§ 本文:
雑賀 恵子さん
Profile
文筆家。京都薬科大学を経て、京都大学文学部卒業、京都大学大学院農学研究科博士課程修了。大阪教育大学附属高等学校天王寺学舎出身。著書に『空腹について』(青土社)、『エコ・ロゴス 存在と食について』(人文書院)、『快楽の効用』(ちくま新書)がある。本誌では、2008年11月発行の79号から、ほぼ毎号、書評を寄稿。
冗談やってるファインマンさん、って誰でしょう?
一言で語るなら、物理学者。『ファインマン物理学』は、カリフォルニア工科大学で学部1、2年生を対象に行った講義内容をもとにした物理学の教科書で、世界的に中で有名である。量子電磁力学の発展に大きく寄与したとして、1965年には、朝永振一郎らと共にノーベル物理学賞を共同受賞している。数々の業績は、多方面にわたり影響を及ぼすとともに、将来の技術革新につながる発想もを生み出した。1981年には、「物理学と計算」会議に登壇、量子力学の原理に従うコンピューターの必要性を論じた。スーパーコンピューターの何万倍もの速度を実現する量子コンピューターの開発は、このファインマンのアイディアが端緒になったという。

§ 表示データ:
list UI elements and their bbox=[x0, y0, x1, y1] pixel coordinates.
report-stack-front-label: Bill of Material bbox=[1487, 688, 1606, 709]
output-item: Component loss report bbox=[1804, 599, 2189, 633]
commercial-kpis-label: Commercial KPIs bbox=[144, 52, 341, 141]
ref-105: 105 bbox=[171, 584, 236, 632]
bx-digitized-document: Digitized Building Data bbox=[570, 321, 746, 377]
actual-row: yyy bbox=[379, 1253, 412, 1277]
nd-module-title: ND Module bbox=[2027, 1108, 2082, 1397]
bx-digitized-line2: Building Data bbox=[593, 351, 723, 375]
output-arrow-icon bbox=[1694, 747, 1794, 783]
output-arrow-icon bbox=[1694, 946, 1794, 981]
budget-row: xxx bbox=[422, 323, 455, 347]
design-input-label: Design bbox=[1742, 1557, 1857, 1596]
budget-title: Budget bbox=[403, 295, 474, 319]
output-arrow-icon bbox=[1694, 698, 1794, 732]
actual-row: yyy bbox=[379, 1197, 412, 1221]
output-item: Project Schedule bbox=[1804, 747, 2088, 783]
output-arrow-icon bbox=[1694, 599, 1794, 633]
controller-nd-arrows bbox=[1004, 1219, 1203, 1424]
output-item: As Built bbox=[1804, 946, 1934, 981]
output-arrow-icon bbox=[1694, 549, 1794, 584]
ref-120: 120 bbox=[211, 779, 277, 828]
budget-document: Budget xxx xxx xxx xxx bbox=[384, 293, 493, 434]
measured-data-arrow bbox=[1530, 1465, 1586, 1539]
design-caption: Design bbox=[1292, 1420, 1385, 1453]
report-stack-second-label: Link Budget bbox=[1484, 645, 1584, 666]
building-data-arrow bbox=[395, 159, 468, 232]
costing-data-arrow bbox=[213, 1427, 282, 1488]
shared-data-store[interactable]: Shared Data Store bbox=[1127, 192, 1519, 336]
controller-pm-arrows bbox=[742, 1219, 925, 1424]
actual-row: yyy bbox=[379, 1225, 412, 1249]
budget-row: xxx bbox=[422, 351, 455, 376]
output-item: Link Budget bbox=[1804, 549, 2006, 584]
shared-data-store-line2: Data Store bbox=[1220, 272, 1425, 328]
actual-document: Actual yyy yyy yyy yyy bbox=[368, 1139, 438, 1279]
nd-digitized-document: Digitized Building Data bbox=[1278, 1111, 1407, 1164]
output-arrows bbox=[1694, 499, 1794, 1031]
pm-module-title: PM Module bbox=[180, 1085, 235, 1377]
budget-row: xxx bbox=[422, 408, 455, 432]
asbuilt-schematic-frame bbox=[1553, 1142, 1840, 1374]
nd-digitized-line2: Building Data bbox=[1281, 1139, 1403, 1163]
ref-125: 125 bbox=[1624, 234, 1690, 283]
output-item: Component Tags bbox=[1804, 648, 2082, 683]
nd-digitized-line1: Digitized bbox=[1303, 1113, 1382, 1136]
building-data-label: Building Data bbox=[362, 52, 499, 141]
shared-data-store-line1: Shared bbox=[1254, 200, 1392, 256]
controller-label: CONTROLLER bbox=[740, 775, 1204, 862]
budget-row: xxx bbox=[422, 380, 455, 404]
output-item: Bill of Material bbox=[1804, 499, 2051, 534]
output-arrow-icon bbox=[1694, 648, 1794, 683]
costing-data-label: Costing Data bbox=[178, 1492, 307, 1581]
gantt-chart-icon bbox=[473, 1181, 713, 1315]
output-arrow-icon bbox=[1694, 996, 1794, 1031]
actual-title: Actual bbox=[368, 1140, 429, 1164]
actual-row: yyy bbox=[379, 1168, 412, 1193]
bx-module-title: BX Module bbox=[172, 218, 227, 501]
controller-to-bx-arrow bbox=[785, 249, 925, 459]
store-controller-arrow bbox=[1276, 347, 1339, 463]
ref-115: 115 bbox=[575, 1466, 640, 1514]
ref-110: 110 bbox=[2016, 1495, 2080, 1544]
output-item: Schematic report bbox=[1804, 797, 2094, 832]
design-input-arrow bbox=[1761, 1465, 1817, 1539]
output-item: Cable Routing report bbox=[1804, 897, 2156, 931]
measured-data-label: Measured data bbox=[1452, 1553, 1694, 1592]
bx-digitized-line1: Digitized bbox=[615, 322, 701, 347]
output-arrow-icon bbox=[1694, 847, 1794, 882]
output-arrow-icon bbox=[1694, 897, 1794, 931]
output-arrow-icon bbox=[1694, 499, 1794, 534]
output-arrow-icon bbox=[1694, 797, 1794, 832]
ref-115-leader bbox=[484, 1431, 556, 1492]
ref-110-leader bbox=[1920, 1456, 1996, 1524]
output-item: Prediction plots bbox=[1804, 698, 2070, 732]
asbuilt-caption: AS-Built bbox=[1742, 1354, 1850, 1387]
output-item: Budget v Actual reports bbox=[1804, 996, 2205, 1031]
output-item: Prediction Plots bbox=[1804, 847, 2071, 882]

§ 作業依頼 1:
本文の内容を2文で要約すること。
§ 作業依頼 2:
本文から「一言で語るなら、物理学者。『」から「ディアが端緒になったという。」まで(その語句も含む)を、そのまま抜き出してください。
一覧は本文とは別の資料である。

§ 作業結果 1:
雑賀恵子さんは京都大学大学院農学研究科博士課程を修了した文筆家で、『空腹について』などの著書があり、本誌には79号からほぼ毎号書評を寄稿している。物理学者のファインマンは1965年にノーベル物理学賞を共同受賞し、1981年に量子力学の原理に従うコンピューターの必要性を論じたが、このアイディアが量子コンピューター開発の端緒になったという。

§ 作業結果 2:
一言で語るなら、物理学者。『ファインマン物理学』は、カリフォルニア工科大学で学部1、2年生を対象に行った講義内容をもとにした物理学の教科書で、世界的に中で有名である。量子電磁力学の発展に大きく寄与したとして、1965年には、朝永振一郎らと共にノーベル物理学賞を共同受賞している。数々の業績は、多方面にわたり影響を及ぼすとともに、将来の技術革新につながる発想もを生み出した。1981年には、「物理学と計算」会議に登壇、量子力学の原理に従うコンピューターの必要性を論じた。スーパーコンピューターの何万倍もの速度を実現する量子コンピューターの開発は、このファインマンのアイディアが端緒になったという。